-------- SOURCE DATA --------

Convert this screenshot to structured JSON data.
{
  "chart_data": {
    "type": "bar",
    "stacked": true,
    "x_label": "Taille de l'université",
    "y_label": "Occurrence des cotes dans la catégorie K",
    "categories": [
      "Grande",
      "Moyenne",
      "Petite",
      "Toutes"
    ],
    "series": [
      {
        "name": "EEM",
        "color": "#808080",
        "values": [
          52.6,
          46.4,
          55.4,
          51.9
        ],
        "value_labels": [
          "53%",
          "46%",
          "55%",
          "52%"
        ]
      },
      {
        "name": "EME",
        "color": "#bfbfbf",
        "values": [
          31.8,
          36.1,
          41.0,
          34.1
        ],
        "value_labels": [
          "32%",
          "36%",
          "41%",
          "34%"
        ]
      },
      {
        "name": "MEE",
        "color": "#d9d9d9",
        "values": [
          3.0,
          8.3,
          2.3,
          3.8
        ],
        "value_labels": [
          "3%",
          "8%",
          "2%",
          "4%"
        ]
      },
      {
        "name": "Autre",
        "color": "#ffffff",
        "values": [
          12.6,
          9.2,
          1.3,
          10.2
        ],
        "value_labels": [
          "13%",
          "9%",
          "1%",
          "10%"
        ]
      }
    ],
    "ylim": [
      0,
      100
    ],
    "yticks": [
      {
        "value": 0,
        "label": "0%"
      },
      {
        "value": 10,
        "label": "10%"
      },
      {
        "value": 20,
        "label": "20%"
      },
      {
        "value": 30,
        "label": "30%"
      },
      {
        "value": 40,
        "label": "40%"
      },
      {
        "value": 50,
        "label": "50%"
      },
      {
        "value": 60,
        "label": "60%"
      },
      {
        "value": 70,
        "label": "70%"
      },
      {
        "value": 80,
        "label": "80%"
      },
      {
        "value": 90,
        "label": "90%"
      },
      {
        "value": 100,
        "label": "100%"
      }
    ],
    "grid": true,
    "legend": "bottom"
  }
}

--------

*WHAT NEEDS TO BE DONE:* Leave out every line without the string "color" and copy the rest.

*SOLUTION:*
        "color": "#808080",
        "color": "#bfbfbf",
        "color": "#d9d9d9",
        "color": "#ffffff",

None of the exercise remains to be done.